Saved entries:
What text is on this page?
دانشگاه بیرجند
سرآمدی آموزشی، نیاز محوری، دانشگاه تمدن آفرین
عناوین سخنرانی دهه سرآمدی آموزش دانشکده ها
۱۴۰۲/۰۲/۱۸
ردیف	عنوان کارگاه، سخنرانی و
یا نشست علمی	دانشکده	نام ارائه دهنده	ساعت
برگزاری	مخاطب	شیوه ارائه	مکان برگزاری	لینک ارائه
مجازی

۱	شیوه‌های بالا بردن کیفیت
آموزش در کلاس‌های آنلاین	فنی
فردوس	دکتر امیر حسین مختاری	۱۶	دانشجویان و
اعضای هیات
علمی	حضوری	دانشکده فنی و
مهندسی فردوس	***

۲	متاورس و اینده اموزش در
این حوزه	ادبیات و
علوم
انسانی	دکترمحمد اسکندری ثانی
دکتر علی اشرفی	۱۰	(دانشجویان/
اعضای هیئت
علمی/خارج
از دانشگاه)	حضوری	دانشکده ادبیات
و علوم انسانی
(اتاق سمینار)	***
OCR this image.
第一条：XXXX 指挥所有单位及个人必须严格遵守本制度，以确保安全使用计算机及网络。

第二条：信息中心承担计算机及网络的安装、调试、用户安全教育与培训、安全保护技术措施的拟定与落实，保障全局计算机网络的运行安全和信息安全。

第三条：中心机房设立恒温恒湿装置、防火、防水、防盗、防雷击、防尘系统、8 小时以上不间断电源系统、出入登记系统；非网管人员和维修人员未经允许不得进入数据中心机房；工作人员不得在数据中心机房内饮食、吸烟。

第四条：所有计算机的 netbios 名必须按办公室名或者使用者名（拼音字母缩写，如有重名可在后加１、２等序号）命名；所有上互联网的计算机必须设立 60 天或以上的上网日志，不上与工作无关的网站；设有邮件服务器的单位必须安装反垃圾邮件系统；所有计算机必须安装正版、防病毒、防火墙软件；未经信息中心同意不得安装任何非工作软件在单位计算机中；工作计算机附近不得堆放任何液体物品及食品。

Aim of the exercise.
Copy and report every line where the word "فردوس" is present.

The reply.
فردوس	دکتر امیر حسین مختاری	۱۶	دانشجویان و
مهندسی فردوس	***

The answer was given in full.